- YOUR TASK:
Which lines in the records below contain the word "橙红色圆粒花粉细胞的基因组成为"? Copy each one out.

- DATASET CONTENT:
·····

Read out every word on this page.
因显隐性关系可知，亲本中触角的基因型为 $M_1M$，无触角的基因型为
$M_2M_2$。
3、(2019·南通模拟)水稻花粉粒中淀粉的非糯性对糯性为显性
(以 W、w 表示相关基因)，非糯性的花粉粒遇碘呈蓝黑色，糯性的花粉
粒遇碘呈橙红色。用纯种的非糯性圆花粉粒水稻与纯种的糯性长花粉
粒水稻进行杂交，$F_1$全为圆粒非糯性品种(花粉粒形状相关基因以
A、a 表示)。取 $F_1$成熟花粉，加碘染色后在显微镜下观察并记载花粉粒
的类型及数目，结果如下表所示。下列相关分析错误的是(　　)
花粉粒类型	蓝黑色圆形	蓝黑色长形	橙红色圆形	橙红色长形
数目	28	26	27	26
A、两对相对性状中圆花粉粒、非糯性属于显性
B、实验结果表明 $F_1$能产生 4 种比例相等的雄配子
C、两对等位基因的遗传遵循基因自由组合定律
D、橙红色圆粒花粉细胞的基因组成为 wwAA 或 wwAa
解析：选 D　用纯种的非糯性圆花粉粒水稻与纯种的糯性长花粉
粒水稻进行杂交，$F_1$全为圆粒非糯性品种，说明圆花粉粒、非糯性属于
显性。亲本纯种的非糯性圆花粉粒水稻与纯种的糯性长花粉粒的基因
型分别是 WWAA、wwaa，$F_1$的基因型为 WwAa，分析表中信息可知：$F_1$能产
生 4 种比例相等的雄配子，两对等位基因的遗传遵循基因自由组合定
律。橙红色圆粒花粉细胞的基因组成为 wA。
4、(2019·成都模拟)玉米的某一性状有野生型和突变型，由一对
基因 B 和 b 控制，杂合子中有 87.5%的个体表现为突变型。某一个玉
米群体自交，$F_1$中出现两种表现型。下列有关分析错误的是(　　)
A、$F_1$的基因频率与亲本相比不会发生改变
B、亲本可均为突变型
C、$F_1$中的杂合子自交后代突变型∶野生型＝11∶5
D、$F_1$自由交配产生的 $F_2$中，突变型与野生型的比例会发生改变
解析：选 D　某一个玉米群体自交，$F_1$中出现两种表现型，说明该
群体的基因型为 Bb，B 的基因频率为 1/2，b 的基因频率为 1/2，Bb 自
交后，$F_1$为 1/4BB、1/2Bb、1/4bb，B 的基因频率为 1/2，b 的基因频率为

·····

- SOLUTION FOR THIS TASK:
D、橙红色圆粒花粉细胞的基因组成为 wwAA 或 wwAa
律。橙红色圆粒花粉细胞的基因组成为 wA。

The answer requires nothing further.